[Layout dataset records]
[Begin]

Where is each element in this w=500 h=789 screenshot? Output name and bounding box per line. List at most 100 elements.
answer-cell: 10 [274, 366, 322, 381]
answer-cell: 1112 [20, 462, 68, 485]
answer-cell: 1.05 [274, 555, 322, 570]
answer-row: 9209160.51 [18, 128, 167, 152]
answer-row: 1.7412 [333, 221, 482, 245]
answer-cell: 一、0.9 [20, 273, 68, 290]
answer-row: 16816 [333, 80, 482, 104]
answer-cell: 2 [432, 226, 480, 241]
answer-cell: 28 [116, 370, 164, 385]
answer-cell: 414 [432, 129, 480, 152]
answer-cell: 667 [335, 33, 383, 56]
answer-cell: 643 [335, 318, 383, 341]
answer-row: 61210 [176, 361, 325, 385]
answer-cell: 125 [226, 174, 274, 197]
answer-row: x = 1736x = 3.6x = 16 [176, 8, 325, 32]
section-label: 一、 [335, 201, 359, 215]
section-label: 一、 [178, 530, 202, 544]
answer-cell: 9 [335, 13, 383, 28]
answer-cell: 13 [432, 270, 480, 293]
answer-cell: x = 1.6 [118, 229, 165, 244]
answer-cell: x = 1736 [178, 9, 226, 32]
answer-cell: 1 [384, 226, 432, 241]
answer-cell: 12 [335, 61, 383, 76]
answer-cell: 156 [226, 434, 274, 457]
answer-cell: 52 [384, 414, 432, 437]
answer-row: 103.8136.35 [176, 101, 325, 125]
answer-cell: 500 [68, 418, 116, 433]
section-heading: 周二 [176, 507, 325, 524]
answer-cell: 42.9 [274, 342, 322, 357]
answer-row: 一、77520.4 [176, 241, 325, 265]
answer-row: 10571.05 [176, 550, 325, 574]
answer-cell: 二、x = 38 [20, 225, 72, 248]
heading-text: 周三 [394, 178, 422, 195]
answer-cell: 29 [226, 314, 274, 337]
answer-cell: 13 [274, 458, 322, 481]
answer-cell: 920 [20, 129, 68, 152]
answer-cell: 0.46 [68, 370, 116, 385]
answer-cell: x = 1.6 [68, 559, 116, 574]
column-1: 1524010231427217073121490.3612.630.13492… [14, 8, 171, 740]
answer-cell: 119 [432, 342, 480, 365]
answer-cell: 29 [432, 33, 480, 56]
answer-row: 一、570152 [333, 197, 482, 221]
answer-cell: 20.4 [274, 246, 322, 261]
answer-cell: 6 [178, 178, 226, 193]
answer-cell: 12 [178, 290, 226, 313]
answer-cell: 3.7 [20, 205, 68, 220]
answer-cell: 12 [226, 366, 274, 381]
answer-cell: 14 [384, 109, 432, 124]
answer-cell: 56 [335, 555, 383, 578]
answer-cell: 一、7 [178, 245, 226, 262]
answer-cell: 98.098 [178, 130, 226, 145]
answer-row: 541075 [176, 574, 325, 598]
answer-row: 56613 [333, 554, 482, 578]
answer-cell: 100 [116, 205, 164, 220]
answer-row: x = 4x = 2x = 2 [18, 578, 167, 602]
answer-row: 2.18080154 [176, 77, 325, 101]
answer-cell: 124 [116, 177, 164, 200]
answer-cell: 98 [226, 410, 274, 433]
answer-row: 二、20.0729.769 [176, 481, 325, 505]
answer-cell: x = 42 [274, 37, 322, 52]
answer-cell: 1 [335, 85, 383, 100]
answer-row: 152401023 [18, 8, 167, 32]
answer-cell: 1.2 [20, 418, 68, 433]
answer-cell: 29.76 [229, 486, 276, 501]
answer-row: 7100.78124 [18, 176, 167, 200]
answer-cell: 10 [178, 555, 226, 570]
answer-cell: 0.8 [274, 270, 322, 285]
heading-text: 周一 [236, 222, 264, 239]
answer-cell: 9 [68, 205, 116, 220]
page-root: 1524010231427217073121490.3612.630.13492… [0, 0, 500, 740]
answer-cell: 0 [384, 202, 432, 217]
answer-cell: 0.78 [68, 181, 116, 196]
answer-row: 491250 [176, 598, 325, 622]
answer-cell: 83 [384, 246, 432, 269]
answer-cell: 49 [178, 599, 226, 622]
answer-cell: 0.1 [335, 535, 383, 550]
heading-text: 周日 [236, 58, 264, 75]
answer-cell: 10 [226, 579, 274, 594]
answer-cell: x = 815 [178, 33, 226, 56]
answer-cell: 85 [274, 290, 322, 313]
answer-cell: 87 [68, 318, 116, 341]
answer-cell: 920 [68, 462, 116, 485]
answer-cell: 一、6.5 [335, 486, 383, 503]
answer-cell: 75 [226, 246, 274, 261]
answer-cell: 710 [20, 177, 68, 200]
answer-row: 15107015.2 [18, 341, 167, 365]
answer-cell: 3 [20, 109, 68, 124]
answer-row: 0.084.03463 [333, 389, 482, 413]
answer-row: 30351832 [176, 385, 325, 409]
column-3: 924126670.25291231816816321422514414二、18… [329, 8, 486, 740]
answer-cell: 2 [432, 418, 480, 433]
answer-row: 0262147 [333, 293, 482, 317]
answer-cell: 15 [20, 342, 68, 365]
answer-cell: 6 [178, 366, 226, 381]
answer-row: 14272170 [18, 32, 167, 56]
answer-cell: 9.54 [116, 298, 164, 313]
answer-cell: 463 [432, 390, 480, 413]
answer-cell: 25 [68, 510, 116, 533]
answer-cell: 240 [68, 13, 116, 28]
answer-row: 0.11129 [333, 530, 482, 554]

[End]

GIVEN INSTRUCTION
Rewrite the listing above in full, substituting "section-tag" for every occurrence of "section-label" and leaving everything else unchanged.

WRITTEN REPLY
Where is each element in this w=500 h=789 screenshot? Output name and bounding box per line. List at most 100 elements.
answer-cell: 10 [274, 366, 322, 381]
answer-cell: 1112 [20, 462, 68, 485]
answer-cell: 1.05 [274, 555, 322, 570]
answer-row: 9209160.51 [18, 128, 167, 152]
answer-row: 1.7412 [333, 221, 482, 245]
answer-cell: 一、0.9 [20, 273, 68, 290]
answer-row: 16816 [333, 80, 482, 104]
answer-cell: 2 [432, 226, 480, 241]
answer-cell: 28 [116, 370, 164, 385]
answer-cell: 414 [432, 129, 480, 152]
answer-cell: 667 [335, 33, 383, 56]
answer-cell: 643 [335, 318, 383, 341]
answer-row: 61210 [176, 361, 325, 385]
answer-cell: 125 [226, 174, 274, 197]
answer-row: x = 1736x = 3.6x = 16 [176, 8, 325, 32]
section-tag: 一、 [335, 201, 359, 215]
section-tag: 一、 [178, 530, 202, 544]
answer-cell: 9 [335, 13, 383, 28]
answer-cell: 13 [432, 270, 480, 293]
answer-cell: x = 1.6 [118, 229, 165, 244]
answer-cell: x = 1736 [178, 9, 226, 32]
answer-cell: 1 [384, 226, 432, 241]
answer-cell: 12 [335, 61, 383, 76]
answer-cell: 156 [226, 434, 274, 457]
answer-cell: 52 [384, 414, 432, 437]
answer-row: 103.8136.35 [176, 101, 325, 125]
answer-cell: 500 [68, 418, 116, 433]
section-heading: 周二 [176, 507, 325, 524]
answer-cell: 42.9 [274, 342, 322, 357]
answer-row: 一、77520.4 [176, 241, 325, 265]
answer-row: 10571.05 [176, 550, 325, 574]
answer-cell: 二、x = 38 [20, 225, 72, 248]
heading-text: 周三 [394, 178, 422, 195]
answer-cell: 29 [226, 314, 274, 337]
answer-cell: 13 [274, 458, 322, 481]
answer-cell: 920 [20, 129, 68, 152]
answer-cell: 0.46 [68, 370, 116, 385]
answer-cell: x = 1.6 [68, 559, 116, 574]
column-1: 1524010231427217073121490.3612.630.13492… [14, 8, 171, 740]
answer-cell: 119 [432, 342, 480, 365]
answer-cell: 29 [432, 33, 480, 56]
answer-row: 一、570152 [333, 197, 482, 221]
answer-cell: 20.4 [274, 246, 322, 261]
answer-cell: 6 [178, 178, 226, 193]
answer-cell: 12 [178, 290, 226, 313]
answer-cell: 3.7 [20, 205, 68, 220]
answer-cell: 12 [226, 366, 274, 381]
answer-cell: 14 [384, 109, 432, 124]
answer-cell: 56 [335, 555, 383, 578]
answer-cell: 一、7 [178, 245, 226, 262]
answer-cell: 98.098 [178, 130, 226, 145]
answer-row: 541075 [176, 574, 325, 598]
answer-row: 56613 [333, 554, 482, 578]
answer-cell: 100 [116, 205, 164, 220]
answer-row: x = 4x = 2x = 2 [18, 578, 167, 602]
answer-row: 2.18080154 [176, 77, 325, 101]
answer-cell: 124 [116, 177, 164, 200]
answer-cell: 98 [226, 410, 274, 433]
answer-row: 二、20.0729.769 [176, 481, 325, 505]
answer-cell: x = 42 [274, 37, 322, 52]
answer-cell: 1 [335, 85, 383, 100]
answer-row: 152401023 [18, 8, 167, 32]
answer-cell: 1.2 [20, 418, 68, 433]
answer-cell: 29.76 [229, 486, 276, 501]
answer-row: 7100.78124 [18, 176, 167, 200]
answer-cell: 10 [178, 555, 226, 570]
answer-cell: 0.8 [274, 270, 322, 285]
heading-text: 周一 [236, 222, 264, 239]
answer-cell: 9 [68, 205, 116, 220]
page-root: 1524010231427217073121490.3612.630.13492… [0, 0, 500, 740]
answer-cell: 0 [384, 202, 432, 217]
answer-cell: 0.78 [68, 181, 116, 196]
answer-row: 491250 [176, 598, 325, 622]
answer-cell: 83 [384, 246, 432, 269]
answer-cell: 49 [178, 599, 226, 622]
answer-cell: 0.1 [335, 535, 383, 550]
heading-text: 周日 [236, 58, 264, 75]
answer-cell: 10 [226, 579, 274, 594]
answer-cell: x = 815 [178, 33, 226, 56]
answer-cell: 85 [274, 290, 322, 313]
answer-cell: 87 [68, 318, 116, 341]
answer-cell: 920 [68, 462, 116, 485]
answer-cell: 一、6.5 [335, 486, 383, 503]
answer-cell: 75 [226, 246, 274, 261]
answer-cell: 710 [20, 177, 68, 200]
answer-row: 15107015.2 [18, 341, 167, 365]
answer-cell: 3 [20, 109, 68, 124]
answer-row: 0.084.03463 [333, 389, 482, 413]
answer-row: 30351832 [176, 385, 325, 409]
column-3: 924126670.25291231816816321422514414二、18… [329, 8, 486, 740]
answer-cell: 2 [432, 418, 480, 433]
answer-row: 0262147 [333, 293, 482, 317]
answer-cell: 15 [20, 342, 68, 365]
answer-cell: 6 [178, 366, 226, 381]
answer-row: 14272170 [18, 32, 167, 56]
answer-cell: 9.54 [116, 298, 164, 313]
answer-cell: 463 [432, 390, 480, 413]
answer-cell: 25 [68, 510, 116, 533]
answer-cell: 240 [68, 13, 116, 28]
answer-row: 0.11129 [333, 530, 482, 554]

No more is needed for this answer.